WHAT TO PRODUCE » Pull out every line below holding the word "JSON".

MATERIAL SHOWN »

· · ·

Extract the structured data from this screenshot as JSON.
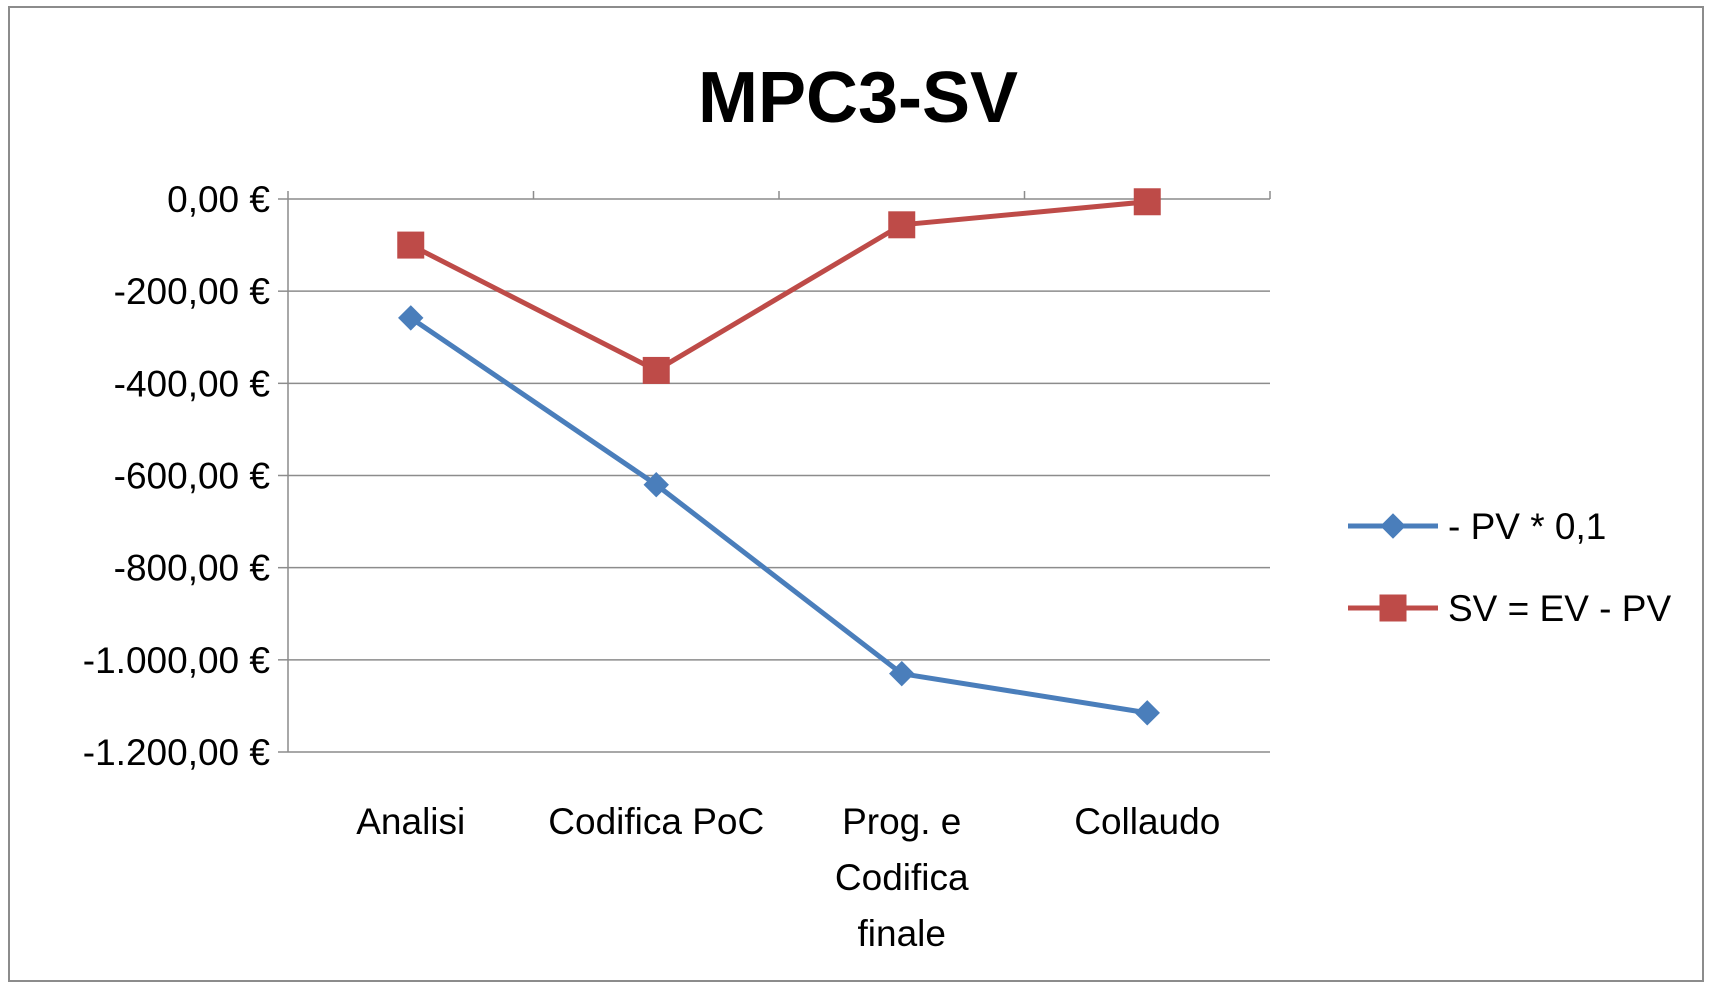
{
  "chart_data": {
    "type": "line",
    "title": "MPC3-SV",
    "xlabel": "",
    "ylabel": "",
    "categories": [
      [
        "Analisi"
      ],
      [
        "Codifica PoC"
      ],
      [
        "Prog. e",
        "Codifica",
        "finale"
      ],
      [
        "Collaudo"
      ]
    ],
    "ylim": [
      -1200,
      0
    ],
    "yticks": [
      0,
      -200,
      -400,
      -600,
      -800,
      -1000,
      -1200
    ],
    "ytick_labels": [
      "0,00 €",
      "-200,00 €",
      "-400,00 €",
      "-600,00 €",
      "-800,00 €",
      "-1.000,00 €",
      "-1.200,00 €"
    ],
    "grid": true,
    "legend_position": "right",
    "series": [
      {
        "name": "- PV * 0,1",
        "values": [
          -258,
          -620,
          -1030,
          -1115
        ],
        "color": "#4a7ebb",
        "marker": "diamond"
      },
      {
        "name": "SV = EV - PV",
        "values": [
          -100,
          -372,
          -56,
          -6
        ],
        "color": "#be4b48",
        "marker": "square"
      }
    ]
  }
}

· · ·

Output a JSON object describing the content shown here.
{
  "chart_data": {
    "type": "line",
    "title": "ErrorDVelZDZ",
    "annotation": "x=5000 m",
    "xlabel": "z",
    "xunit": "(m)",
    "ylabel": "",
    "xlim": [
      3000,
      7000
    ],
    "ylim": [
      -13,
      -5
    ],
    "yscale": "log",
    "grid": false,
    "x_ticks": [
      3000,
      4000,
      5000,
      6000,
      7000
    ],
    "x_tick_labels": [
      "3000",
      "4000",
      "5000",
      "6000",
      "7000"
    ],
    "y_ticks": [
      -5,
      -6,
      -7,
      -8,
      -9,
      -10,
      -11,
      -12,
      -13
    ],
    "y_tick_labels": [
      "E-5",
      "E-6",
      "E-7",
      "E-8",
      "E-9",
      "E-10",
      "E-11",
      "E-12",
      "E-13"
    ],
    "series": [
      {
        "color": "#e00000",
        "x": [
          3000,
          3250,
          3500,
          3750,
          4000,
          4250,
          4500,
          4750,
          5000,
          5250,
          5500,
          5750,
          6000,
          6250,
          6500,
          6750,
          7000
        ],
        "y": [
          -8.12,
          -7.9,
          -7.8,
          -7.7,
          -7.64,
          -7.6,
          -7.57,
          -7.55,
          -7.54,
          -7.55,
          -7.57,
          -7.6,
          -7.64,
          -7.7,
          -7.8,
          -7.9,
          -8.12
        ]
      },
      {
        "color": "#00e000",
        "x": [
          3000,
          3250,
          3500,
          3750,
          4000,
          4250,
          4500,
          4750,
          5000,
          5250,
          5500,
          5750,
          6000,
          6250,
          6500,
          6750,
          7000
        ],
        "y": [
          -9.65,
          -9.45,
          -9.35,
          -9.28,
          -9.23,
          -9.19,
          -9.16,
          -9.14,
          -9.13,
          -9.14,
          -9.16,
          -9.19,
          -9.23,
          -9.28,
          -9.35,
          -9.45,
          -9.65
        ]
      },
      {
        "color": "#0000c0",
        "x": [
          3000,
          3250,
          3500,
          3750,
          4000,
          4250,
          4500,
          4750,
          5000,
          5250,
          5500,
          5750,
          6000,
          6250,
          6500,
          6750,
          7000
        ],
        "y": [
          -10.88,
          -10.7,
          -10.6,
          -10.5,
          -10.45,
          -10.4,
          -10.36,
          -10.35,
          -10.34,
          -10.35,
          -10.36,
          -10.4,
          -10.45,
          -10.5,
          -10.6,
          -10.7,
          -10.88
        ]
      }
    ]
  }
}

· · ·

ANSWER TO THIS TASK »
Extract the structured data from this screenshot as JSON.
Output a JSON object describing the content shown here.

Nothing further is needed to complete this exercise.